_Exercise goal_: Lines from the one containing "Convert this document image to plain text." to the end of the data below are to be restated exactly, with both ends included and nothing else.

(Records from a dataset)

============================================================

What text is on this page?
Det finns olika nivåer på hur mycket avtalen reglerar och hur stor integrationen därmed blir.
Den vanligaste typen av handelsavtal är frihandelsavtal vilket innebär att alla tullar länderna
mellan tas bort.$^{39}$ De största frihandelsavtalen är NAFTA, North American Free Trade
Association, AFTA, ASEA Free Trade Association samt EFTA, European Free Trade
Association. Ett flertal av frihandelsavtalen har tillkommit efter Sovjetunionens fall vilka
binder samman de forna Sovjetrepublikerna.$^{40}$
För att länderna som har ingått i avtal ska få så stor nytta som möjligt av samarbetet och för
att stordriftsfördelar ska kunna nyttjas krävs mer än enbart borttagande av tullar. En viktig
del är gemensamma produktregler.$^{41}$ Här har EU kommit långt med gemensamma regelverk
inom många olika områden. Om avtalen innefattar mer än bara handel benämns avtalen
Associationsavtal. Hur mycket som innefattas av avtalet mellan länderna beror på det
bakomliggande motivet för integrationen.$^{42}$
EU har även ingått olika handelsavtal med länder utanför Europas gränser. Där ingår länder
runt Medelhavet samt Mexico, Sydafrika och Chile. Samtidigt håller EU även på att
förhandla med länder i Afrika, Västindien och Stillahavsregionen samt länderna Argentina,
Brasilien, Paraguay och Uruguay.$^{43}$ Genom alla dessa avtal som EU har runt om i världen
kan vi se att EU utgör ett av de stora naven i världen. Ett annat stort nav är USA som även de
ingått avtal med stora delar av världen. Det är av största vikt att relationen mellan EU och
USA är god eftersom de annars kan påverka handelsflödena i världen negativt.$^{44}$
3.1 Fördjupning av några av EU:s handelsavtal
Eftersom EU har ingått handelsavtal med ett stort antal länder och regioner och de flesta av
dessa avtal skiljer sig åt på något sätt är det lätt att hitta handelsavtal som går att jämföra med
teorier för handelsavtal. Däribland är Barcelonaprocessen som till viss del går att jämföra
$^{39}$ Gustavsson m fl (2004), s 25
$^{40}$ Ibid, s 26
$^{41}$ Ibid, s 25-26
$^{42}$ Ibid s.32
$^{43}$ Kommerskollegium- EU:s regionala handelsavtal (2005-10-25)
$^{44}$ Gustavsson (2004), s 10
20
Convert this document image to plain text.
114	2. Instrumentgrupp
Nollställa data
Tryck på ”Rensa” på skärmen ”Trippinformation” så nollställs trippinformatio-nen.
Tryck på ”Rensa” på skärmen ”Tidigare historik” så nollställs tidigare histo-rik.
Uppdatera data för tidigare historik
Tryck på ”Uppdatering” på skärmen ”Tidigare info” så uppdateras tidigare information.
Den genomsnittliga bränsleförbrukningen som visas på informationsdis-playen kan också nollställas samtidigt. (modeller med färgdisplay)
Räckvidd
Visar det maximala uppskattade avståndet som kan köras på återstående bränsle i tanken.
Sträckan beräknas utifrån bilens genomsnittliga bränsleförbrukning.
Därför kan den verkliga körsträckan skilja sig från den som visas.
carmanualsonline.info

============================================================

_Solution to this exercise_:
Convert this document image to plain text.
114	2. Instrumentgrupp
Nollställa data
Tryck på ”Rensa” på skärmen ”Trippinformation” så nollställs trippinformatio-nen.
Tryck på ”Rensa” på skärmen ”Tidigare historik” så nollställs tidigare histo-rik.
Uppdatera data för tidigare historik
Tryck på ”Uppdatering” på skärmen ”Tidigare info” så uppdateras tidigare information.
Den genomsnittliga bränsleförbrukningen som visas på informationsdis-playen kan också nollställas samtidigt. (modeller med färgdisplay)
Räckvidd
Visar det maximala uppskattade avståndet som kan köras på återstående bränsle i tanken.
Sträckan beräknas utifrån bilens genomsnittliga bränsleförbrukning.
Därför kan den verkliga körsträckan skilja sig från den som visas.
carmanualsonline.info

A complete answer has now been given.